— Available records —
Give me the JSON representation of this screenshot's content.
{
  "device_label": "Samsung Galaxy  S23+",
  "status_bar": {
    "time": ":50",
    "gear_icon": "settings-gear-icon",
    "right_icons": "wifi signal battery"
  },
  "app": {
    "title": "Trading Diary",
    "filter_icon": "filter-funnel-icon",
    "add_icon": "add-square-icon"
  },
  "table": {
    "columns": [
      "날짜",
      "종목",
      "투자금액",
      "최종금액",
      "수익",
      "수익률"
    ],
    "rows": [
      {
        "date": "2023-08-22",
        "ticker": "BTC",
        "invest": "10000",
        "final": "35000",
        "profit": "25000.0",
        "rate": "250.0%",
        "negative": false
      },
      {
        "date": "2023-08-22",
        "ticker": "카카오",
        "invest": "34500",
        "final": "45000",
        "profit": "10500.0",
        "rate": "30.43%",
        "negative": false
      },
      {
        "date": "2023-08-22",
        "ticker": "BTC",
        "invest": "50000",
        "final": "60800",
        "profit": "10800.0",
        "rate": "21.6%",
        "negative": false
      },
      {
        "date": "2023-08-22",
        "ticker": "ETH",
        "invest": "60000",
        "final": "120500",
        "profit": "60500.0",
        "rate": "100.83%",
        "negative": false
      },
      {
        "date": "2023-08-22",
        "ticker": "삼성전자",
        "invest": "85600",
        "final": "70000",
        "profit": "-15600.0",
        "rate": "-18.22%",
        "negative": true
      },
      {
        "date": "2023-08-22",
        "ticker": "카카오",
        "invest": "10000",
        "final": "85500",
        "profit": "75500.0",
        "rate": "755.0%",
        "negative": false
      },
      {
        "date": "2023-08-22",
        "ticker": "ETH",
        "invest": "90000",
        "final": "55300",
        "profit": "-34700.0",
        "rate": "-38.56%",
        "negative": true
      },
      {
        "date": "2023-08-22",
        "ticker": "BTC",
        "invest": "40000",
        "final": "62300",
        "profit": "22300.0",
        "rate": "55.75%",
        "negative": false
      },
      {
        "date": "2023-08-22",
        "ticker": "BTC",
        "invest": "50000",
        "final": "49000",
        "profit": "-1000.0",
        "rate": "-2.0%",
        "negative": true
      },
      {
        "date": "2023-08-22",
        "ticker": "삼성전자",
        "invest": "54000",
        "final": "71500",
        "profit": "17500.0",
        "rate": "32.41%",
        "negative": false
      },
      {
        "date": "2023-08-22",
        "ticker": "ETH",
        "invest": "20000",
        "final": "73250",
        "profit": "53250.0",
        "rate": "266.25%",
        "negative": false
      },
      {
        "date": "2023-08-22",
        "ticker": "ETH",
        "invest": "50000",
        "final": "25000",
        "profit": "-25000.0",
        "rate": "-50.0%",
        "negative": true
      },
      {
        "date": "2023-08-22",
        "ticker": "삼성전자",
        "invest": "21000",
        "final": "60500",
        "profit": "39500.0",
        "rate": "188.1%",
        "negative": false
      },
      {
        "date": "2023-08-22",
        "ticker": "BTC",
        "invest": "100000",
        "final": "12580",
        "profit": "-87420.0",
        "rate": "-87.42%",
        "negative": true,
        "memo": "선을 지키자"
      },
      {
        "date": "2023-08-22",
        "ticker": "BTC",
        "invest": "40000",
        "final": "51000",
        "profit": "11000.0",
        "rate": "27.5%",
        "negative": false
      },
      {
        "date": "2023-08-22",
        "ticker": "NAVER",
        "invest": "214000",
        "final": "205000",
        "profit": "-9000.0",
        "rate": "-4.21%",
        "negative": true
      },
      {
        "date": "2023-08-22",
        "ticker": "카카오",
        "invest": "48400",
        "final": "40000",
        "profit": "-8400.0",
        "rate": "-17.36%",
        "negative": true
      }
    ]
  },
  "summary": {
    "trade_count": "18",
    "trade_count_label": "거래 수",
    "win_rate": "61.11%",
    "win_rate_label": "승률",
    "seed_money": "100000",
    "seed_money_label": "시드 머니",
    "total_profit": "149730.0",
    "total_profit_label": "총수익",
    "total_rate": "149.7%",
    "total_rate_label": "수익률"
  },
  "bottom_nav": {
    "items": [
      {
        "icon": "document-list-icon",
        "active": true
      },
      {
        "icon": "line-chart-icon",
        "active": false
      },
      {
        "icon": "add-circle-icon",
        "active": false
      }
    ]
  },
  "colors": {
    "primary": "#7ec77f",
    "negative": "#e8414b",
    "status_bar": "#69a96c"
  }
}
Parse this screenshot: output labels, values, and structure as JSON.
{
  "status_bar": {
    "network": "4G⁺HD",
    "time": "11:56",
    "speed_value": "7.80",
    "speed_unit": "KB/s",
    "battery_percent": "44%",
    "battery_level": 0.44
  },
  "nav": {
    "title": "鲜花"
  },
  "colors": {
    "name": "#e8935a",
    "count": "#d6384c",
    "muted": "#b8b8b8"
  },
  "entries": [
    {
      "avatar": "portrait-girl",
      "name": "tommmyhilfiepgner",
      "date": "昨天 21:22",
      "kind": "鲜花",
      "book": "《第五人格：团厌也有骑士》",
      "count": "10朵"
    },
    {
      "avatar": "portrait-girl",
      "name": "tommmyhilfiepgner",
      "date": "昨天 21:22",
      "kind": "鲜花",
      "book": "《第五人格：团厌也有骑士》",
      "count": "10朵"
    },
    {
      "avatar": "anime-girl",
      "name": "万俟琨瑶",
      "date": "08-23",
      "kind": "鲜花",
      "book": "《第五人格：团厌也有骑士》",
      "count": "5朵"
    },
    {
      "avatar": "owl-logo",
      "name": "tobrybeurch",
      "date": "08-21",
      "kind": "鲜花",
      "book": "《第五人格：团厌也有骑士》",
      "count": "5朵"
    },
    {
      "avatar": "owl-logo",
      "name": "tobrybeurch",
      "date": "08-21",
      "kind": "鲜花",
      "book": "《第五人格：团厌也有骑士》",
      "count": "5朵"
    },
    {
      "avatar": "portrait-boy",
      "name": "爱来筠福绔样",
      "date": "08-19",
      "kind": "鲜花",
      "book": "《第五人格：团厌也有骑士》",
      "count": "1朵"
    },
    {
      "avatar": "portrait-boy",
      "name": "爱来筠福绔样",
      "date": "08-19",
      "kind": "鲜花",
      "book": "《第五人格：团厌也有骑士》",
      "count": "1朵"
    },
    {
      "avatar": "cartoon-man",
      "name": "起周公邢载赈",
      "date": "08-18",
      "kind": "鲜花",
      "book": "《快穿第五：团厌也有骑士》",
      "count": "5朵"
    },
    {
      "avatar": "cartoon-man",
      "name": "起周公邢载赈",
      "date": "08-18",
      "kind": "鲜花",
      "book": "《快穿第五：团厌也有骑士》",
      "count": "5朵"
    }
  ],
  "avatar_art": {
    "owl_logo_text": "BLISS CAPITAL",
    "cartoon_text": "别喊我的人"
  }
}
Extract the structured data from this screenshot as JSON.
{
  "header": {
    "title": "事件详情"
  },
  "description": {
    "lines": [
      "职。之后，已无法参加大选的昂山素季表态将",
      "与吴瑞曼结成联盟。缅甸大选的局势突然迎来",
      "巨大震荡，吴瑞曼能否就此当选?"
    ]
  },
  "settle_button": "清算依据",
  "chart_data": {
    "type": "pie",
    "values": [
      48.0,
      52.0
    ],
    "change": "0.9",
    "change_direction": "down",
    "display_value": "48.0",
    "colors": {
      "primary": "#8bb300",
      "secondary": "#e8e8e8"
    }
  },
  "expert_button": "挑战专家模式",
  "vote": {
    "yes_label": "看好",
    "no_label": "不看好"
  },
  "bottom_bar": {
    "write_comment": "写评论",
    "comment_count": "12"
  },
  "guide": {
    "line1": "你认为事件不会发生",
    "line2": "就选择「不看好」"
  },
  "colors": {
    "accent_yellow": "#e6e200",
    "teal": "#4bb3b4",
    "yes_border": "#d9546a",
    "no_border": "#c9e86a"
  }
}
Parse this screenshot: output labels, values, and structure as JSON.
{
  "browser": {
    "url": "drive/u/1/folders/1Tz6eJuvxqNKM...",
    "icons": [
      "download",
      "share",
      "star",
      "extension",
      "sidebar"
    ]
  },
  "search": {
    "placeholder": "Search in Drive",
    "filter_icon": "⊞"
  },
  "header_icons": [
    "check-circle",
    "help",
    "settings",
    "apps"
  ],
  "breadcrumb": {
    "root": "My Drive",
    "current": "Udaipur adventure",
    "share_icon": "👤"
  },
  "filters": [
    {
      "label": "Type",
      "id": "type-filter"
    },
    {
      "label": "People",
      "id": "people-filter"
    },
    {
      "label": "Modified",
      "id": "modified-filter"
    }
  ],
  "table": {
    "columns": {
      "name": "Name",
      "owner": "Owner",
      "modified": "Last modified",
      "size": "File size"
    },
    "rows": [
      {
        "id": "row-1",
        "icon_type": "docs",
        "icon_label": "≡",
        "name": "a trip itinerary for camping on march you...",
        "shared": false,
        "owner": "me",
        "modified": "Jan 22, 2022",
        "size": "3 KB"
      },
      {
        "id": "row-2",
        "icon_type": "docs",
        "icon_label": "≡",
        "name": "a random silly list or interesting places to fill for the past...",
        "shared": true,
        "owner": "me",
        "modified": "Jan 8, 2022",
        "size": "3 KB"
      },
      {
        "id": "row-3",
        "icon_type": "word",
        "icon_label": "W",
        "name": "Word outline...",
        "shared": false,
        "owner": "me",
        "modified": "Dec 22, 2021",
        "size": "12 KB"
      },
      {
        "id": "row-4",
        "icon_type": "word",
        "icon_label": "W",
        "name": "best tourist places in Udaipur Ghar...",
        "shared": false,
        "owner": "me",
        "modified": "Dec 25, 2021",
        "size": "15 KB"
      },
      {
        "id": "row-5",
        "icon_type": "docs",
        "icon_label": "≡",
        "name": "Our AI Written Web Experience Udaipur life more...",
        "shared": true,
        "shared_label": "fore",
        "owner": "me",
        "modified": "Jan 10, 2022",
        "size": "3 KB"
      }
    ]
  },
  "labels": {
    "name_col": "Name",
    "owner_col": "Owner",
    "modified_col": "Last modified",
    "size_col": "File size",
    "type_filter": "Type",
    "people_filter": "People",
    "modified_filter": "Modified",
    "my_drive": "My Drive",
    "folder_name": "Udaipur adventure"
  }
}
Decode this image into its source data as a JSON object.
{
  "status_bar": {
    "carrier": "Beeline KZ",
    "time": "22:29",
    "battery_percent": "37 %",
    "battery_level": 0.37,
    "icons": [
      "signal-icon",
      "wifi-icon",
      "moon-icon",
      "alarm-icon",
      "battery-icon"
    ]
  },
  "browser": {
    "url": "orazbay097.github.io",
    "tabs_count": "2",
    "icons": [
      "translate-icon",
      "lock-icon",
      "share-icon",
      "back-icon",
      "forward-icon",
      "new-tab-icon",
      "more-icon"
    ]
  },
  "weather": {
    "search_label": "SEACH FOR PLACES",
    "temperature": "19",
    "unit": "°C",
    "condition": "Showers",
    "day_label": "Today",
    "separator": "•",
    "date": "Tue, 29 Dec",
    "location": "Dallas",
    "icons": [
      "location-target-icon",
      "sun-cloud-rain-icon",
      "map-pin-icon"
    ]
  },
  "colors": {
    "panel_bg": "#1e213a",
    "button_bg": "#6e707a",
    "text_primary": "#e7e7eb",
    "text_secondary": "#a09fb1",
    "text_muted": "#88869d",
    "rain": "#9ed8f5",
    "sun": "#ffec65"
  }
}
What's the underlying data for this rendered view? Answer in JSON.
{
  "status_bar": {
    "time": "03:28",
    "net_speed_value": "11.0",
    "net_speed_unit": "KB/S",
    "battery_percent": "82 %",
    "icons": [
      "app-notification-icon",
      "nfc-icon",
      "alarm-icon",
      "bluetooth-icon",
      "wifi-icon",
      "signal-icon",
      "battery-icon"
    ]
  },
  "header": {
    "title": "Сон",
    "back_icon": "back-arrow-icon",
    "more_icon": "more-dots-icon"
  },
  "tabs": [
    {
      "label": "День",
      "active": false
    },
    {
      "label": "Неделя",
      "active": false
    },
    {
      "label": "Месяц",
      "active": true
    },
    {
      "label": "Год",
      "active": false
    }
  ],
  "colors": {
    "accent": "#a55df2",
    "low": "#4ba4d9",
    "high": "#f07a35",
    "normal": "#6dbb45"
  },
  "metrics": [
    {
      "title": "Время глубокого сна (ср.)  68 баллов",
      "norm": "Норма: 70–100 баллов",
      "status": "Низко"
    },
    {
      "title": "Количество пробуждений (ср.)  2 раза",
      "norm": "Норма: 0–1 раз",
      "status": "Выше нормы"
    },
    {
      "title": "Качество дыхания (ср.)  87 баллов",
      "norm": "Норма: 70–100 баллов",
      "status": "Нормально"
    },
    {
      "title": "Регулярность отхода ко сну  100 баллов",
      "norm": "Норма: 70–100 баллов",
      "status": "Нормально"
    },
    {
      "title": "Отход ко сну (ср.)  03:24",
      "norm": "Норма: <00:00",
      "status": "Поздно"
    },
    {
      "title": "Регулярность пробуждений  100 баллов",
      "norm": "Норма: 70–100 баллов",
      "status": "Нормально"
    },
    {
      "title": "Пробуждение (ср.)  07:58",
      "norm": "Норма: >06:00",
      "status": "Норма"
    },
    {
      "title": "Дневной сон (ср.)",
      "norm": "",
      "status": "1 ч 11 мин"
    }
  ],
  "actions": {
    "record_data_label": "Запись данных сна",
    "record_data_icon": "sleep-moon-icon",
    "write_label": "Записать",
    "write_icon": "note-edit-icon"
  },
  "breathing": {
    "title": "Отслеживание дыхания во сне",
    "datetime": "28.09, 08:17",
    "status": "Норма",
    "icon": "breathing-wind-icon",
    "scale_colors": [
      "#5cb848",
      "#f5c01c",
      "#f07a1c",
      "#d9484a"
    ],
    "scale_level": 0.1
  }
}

— Exercise instructions —
Write out every line from the entries where "location" appears.

— Full output —
    "location": "Dallas",
      "location-target-icon",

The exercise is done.